--- Data section ---
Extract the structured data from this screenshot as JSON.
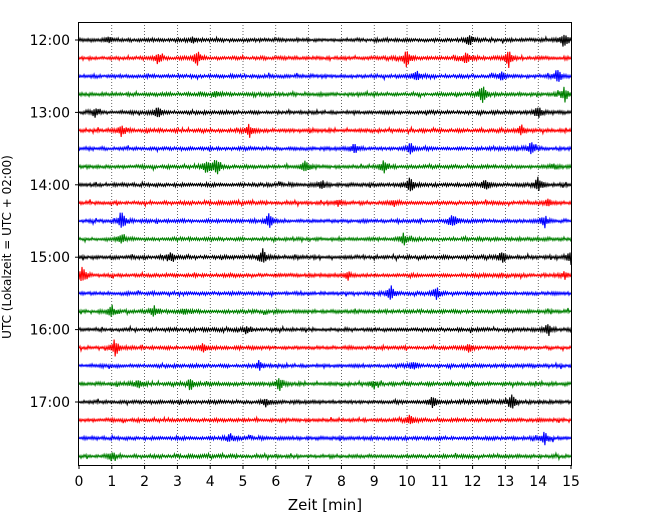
{
  "chart_data": {
    "type": "line",
    "title": "",
    "xlabel": "Zeit  [min]",
    "ylabel": "UTC (Lokalzeit = UTC + 02:00)",
    "xlim": [
      0,
      15
    ],
    "x_ticks": [
      "0",
      "1",
      "2",
      "3",
      "4",
      "5",
      "6",
      "7",
      "8",
      "9",
      "10",
      "11",
      "12",
      "13",
      "14",
      "15"
    ],
    "y_ticks": [
      "12:00",
      "13:00",
      "14:00",
      "15:00",
      "16:00",
      "17:00"
    ],
    "grid": "vertical dotted",
    "trace_interval_min": 15,
    "trace_count": 24,
    "trace_colors": [
      "#000000",
      "#ff0000",
      "#0000ff",
      "#008000"
    ],
    "traces": [
      {
        "start": "12:00",
        "events": [
          [
            0.9,
            0.3
          ],
          [
            3.5,
            0.3
          ],
          [
            11.9,
            0.6
          ],
          [
            14.8,
            0.8
          ]
        ]
      },
      {
        "start": "12:15",
        "events": [
          [
            2.4,
            0.6
          ],
          [
            3.6,
            0.7
          ],
          [
            10.0,
            0.9
          ],
          [
            11.8,
            0.7
          ],
          [
            13.1,
            0.8
          ]
        ]
      },
      {
        "start": "12:30",
        "events": [
          [
            10.3,
            0.6
          ],
          [
            12.9,
            0.5
          ],
          [
            14.6,
            0.7
          ]
        ]
      },
      {
        "start": "12:45",
        "events": [
          [
            4.2,
            0.3
          ],
          [
            12.3,
            0.9
          ],
          [
            14.8,
            0.8
          ]
        ]
      },
      {
        "start": "13:00",
        "events": [
          [
            0.5,
            0.5
          ],
          [
            2.4,
            0.6
          ],
          [
            14.0,
            0.6
          ]
        ]
      },
      {
        "start": "13:15",
        "events": [
          [
            1.3,
            0.6
          ],
          [
            5.2,
            0.6
          ],
          [
            13.5,
            0.5
          ]
        ]
      },
      {
        "start": "13:30",
        "events": [
          [
            8.4,
            0.5
          ],
          [
            10.1,
            0.6
          ],
          [
            13.8,
            0.6
          ]
        ]
      },
      {
        "start": "13:45",
        "events": [
          [
            3.9,
            0.7
          ],
          [
            4.2,
            0.9
          ],
          [
            6.9,
            0.7
          ],
          [
            9.3,
            0.6
          ],
          [
            14.5,
            0.3
          ]
        ]
      },
      {
        "start": "14:00",
        "events": [
          [
            7.4,
            0.4
          ],
          [
            10.1,
            0.8
          ],
          [
            12.4,
            0.6
          ],
          [
            14.0,
            0.8
          ]
        ]
      },
      {
        "start": "14:15",
        "events": [
          [
            7.9,
            0.4
          ],
          [
            9.6,
            0.3
          ],
          [
            14.3,
            0.3
          ]
        ]
      },
      {
        "start": "14:30",
        "events": [
          [
            1.3,
            1.0
          ],
          [
            5.8,
            0.7
          ],
          [
            11.4,
            0.7
          ],
          [
            14.2,
            0.6
          ]
        ]
      },
      {
        "start": "14:45",
        "events": [
          [
            1.3,
            0.4
          ],
          [
            9.9,
            0.6
          ]
        ]
      },
      {
        "start": "15:00",
        "events": [
          [
            2.8,
            0.5
          ],
          [
            5.6,
            0.8
          ],
          [
            12.9,
            0.6
          ],
          [
            15.0,
            0.6
          ]
        ]
      },
      {
        "start": "15:15",
        "events": [
          [
            0.1,
            0.9
          ],
          [
            8.2,
            0.4
          ],
          [
            14.8,
            0.3
          ]
        ]
      },
      {
        "start": "15:30",
        "events": [
          [
            9.5,
            0.8
          ],
          [
            10.9,
            0.6
          ]
        ]
      },
      {
        "start": "15:45",
        "events": [
          [
            1.0,
            0.6
          ],
          [
            2.3,
            0.6
          ],
          [
            3.2,
            0.3
          ]
        ]
      },
      {
        "start": "16:00",
        "events": [
          [
            5.1,
            0.3
          ],
          [
            14.3,
            0.6
          ]
        ]
      },
      {
        "start": "16:15",
        "events": [
          [
            1.1,
            0.8
          ],
          [
            3.8,
            0.4
          ],
          [
            11.9,
            0.4
          ]
        ]
      },
      {
        "start": "16:30",
        "events": [
          [
            5.5,
            0.4
          ],
          [
            10.2,
            0.4
          ]
        ]
      },
      {
        "start": "16:45",
        "events": [
          [
            1.8,
            0.5
          ],
          [
            3.4,
            0.6
          ],
          [
            6.1,
            0.6
          ],
          [
            9.0,
            0.4
          ]
        ]
      },
      {
        "start": "17:00",
        "events": [
          [
            5.7,
            0.4
          ],
          [
            10.8,
            0.6
          ],
          [
            13.2,
            0.9
          ]
        ]
      },
      {
        "start": "17:15",
        "events": [
          [
            10.1,
            0.5
          ]
        ]
      },
      {
        "start": "17:30",
        "events": [
          [
            4.6,
            0.4
          ],
          [
            14.2,
            0.6
          ]
        ]
      },
      {
        "start": "17:45",
        "events": [
          [
            1.0,
            0.5
          ]
        ]
      }
    ]
  }
}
---
# What you should do:
All the records need to be repeated exactly, with the images dropped.

# Answer in full:
Extract the structured data from this screenshot as JSON.
{
  "chart_data": {
    "type": "line",
    "title": "",
    "xlabel": "Zeit  [min]",
    "ylabel": "UTC (Lokalzeit = UTC + 02:00)",
    "xlim": [
      0,
      15
    ],
    "x_ticks": [
      "0",
      "1",
      "2",
      "3",
      "4",
      "5",
      "6",
      "7",
      "8",
      "9",
      "10",
      "11",
      "12",
      "13",
      "14",
      "15"
    ],
    "y_ticks": [
      "12:00",
      "13:00",
      "14:00",
      "15:00",
      "16:00",
      "17:00"
    ],
    "grid": "vertical dotted",
    "trace_interval_min": 15,
    "trace_count": 24,
    "trace_colors": [
      "#000000",
      "#ff0000",
      "#0000ff",
      "#008000"
    ],
    "traces": [
      {
        "start": "12:00",
        "events": [
          [
            0.9,
            0.3
          ],
          [
            3.5,
            0.3
          ],
          [
            11.9,
            0.6
          ],
          [
            14.8,
            0.8
          ]
        ]
      },
      {
        "start": "12:15",
        "events": [
          [
            2.4,
            0.6
          ],
          [
            3.6,
            0.7
          ],
          [
            10.0,
            0.9
          ],
          [
            11.8,
            0.7
          ],
          [
            13.1,
            0.8
          ]
        ]
      },
      {
        "start": "12:30",
        "events": [
          [
            10.3,
            0.6
          ],
          [
            12.9,
            0.5
          ],
          [
            14.6,
            0.7
          ]
        ]
      },
      {
        "start": "12:45",
        "events": [
          [
            4.2,
            0.3
          ],
          [
            12.3,
            0.9
          ],
          [
            14.8,
            0.8
          ]
        ]
      },
      {
        "start": "13:00",
        "events": [
          [
            0.5,
            0.5
          ],
          [
            2.4,
            0.6
          ],
          [
            14.0,
            0.6
          ]
        ]
      },
      {
        "start": "13:15",
        "events": [
          [
            1.3,
            0.6
          ],
          [
            5.2,
            0.6
          ],
          [
            13.5,
            0.5
          ]
        ]
      },
      {
        "start": "13:30",
        "events": [
          [
            8.4,
            0.5
          ],
          [
            10.1,
            0.6
          ],
          [
            13.8,
            0.6
          ]
        ]
      },
      {
        "start": "13:45",
        "events": [
          [
            3.9,
            0.7
          ],
          [
            4.2,
            0.9
          ],
          [
            6.9,
            0.7
          ],
          [
            9.3,
            0.6
          ],
          [
            14.5,
            0.3
          ]
        ]
      },
      {
        "start": "14:00",
        "events": [
          [
            7.4,
            0.4
          ],
          [
            10.1,
            0.8
          ],
          [
            12.4,
            0.6
          ],
          [
            14.0,
            0.8
          ]
        ]
      },
      {
        "start": "14:15",
        "events": [
          [
            7.9,
            0.4
          ],
          [
            9.6,
            0.3
          ],
          [
            14.3,
            0.3
          ]
        ]
      },
      {
        "start": "14:30",
        "events": [
          [
            1.3,
            1.0
          ],
          [
            5.8,
            0.7
          ],
          [
            11.4,
            0.7
          ],
          [
            14.2,
            0.6
          ]
        ]
      },
      {
        "start": "14:45",
        "events": [
          [
            1.3,
            0.4
          ],
          [
            9.9,
            0.6
          ]
        ]
      },
      {
        "start": "15:00",
        "events": [
          [
            2.8,
            0.5
          ],
          [
            5.6,
            0.8
          ],
          [
            12.9,
            0.6
          ],
          [
            15.0,
            0.6
          ]
        ]
      },
      {
        "start": "15:15",
        "events": [
          [
            0.1,
            0.9
          ],
          [
            8.2,
            0.4
          ],
          [
            14.8,
            0.3
          ]
        ]
      },
      {
        "start": "15:30",
        "events": [
          [
            9.5,
            0.8
          ],
          [
            10.9,
            0.6
          ]
        ]
      },
      {
        "start": "15:45",
        "events": [
          [
            1.0,
            0.6
          ],
          [
            2.3,
            0.6
          ],
          [
            3.2,
            0.3
          ]
        ]
      },
      {
        "start": "16:00",
        "events": [
          [
            5.1,
            0.3
          ],
          [
            14.3,
            0.6
          ]
        ]
      },
      {
        "start": "16:15",
        "events": [
          [
            1.1,
            0.8
          ],
          [
            3.8,
            0.4
          ],
          [
            11.9,
            0.4
          ]
        ]
      },
      {
        "start": "16:30",
        "events": [
          [
            5.5,
            0.4
          ],
          [
            10.2,
            0.4
          ]
        ]
      },
      {
        "start": "16:45",
        "events": [
          [
            1.8,
            0.5
          ],
          [
            3.4,
            0.6
          ],
          [
            6.1,
            0.6
          ],
          [
            9.0,
            0.4
          ]
        ]
      },
      {
        "start": "17:00",
        "events": [
          [
            5.7,
            0.4
          ],
          [
            10.8,
            0.6
          ],
          [
            13.2,
            0.9
          ]
        ]
      },
      {
        "start": "17:15",
        "events": [
          [
            10.1,
            0.5
          ]
        ]
      },
      {
        "start": "17:30",
        "events": [
          [
            4.6,
            0.4
          ],
          [
            14.2,
            0.6
          ]
        ]
      },
      {
        "start": "17:45",
        "events": [
          [
            1.0,
            0.5
          ]
        ]
      }
    ]
  }
}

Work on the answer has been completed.